Select every line holding the word "this" and copy it.

(Collected data)
========
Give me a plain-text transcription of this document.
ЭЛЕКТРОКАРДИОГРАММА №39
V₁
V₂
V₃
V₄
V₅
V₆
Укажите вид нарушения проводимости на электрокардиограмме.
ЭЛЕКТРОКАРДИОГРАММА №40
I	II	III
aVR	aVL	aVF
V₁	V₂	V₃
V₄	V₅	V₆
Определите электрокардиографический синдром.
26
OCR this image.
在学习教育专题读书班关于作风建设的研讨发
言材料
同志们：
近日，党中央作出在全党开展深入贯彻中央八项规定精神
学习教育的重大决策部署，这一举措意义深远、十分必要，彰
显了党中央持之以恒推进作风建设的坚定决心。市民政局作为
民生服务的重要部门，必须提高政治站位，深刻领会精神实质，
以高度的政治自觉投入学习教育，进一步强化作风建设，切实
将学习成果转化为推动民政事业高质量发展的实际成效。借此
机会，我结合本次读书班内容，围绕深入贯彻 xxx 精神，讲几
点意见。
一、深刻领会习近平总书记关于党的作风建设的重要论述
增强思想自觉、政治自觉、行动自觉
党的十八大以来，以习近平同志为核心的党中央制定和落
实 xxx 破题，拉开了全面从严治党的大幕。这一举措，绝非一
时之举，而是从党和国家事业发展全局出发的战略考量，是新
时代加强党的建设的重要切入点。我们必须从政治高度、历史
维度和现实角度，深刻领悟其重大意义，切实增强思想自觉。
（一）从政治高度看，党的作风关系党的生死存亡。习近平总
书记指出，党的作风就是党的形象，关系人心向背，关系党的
========
TASK ANSWER:
Give me a plain-text transcription of this document.
OCR this image.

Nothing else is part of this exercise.